Records contained in a dataset
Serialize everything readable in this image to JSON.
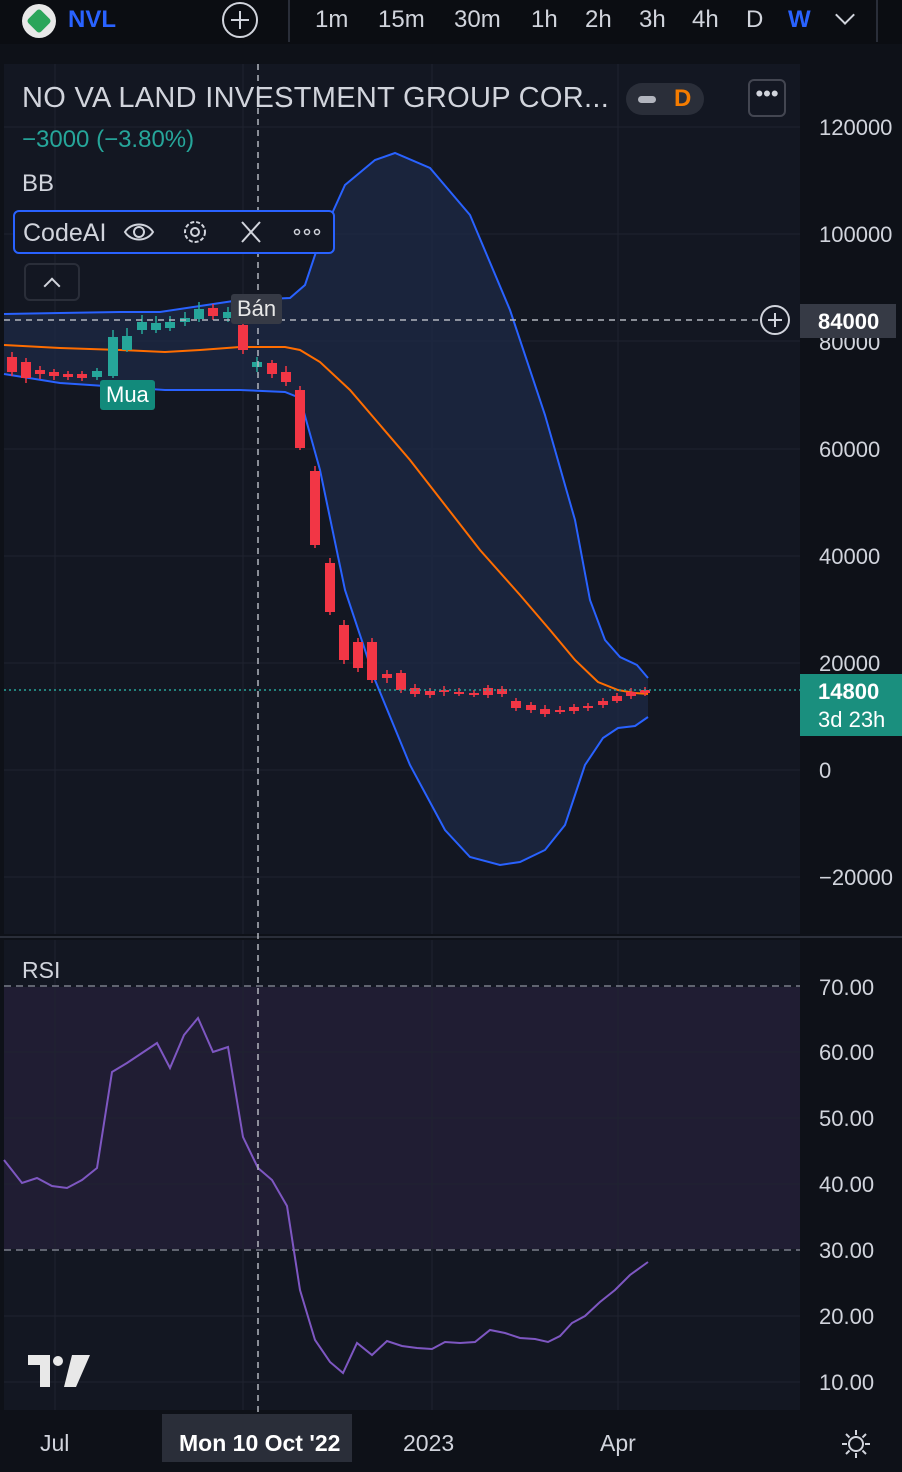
{
  "header": {
    "ticker": "NVL",
    "timeframes": [
      "1m",
      "15m",
      "30m",
      "1h",
      "2h",
      "3h",
      "4h",
      "D",
      "W"
    ],
    "active_timeframe": "W"
  },
  "legend": {
    "symbol_name": "NO VA LAND INVESTMENT GROUP COR...",
    "interval_badge": "D",
    "change": "−3000 (−3.80%)",
    "indicator_bb": "BB",
    "indicator_codeai": "CodeAI",
    "indicator_rsi": "RSI"
  },
  "signals": {
    "sell": "Bán",
    "buy": "Mua"
  },
  "price_axis": {
    "labels": [
      "120000",
      "100000",
      "80000",
      "60000",
      "40000",
      "20000",
      "0",
      "−20000"
    ],
    "crosshair_price": "84000",
    "last_price": "14800",
    "countdown": "3d 23h"
  },
  "rsi_axis": {
    "labels": [
      "70.00",
      "60.00",
      "50.00",
      "40.00",
      "30.00",
      "20.00",
      "10.00"
    ]
  },
  "time_axis": {
    "labels": [
      "Jul",
      "2023",
      "Apr"
    ],
    "crosshair_date": "Mon 10 Oct '22"
  },
  "colors": {
    "up": "#26a69a",
    "down": "#f23645",
    "bb_band": "#2962ff",
    "bb_basis": "#ff6d00",
    "rsi": "#7e57c2",
    "accent": "#2962ff"
  },
  "icons": {
    "settings": "gear-icon",
    "visibility": "eye-icon",
    "close": "close-icon",
    "more": "more-icon"
  }
}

# What the exercise asks
Working from the material above, transcribe it exactly while omitting pictures.

# Task result
Serialize everything readable in this image to JSON.
{
  "header": {
    "ticker": "NVL",
    "timeframes": [
      "1m",
      "15m",
      "30m",
      "1h",
      "2h",
      "3h",
      "4h",
      "D",
      "W"
    ],
    "active_timeframe": "W"
  },
  "legend": {
    "symbol_name": "NO VA LAND INVESTMENT GROUP COR...",
    "interval_badge": "D",
    "change": "−3000 (−3.80%)",
    "indicator_bb": "BB",
    "indicator_codeai": "CodeAI",
    "indicator_rsi": "RSI"
  },
  "signals": {
    "sell": "Bán",
    "buy": "Mua"
  },
  "price_axis": {
    "labels": [
      "120000",
      "100000",
      "80000",
      "60000",
      "40000",
      "20000",
      "0",
      "−20000"
    ],
    "crosshair_price": "84000",
    "last_price": "14800",
    "countdown": "3d 23h"
  },
  "rsi_axis": {
    "labels": [
      "70.00",
      "60.00",
      "50.00",
      "40.00",
      "30.00",
      "20.00",
      "10.00"
    ]
  },
  "time_axis": {
    "labels": [
      "Jul",
      "2023",
      "Apr"
    ],
    "crosshair_date": "Mon 10 Oct '22"
  },
  "colors": {
    "up": "#26a69a",
    "down": "#f23645",
    "bb_band": "#2962ff",
    "bb_basis": "#ff6d00",
    "rsi": "#7e57c2",
    "accent": "#2962ff"
  },
  "icons": {
    "settings": "gear-icon",
    "visibility": "eye-icon",
    "close": "close-icon",
    "more": "more-icon"
  }
}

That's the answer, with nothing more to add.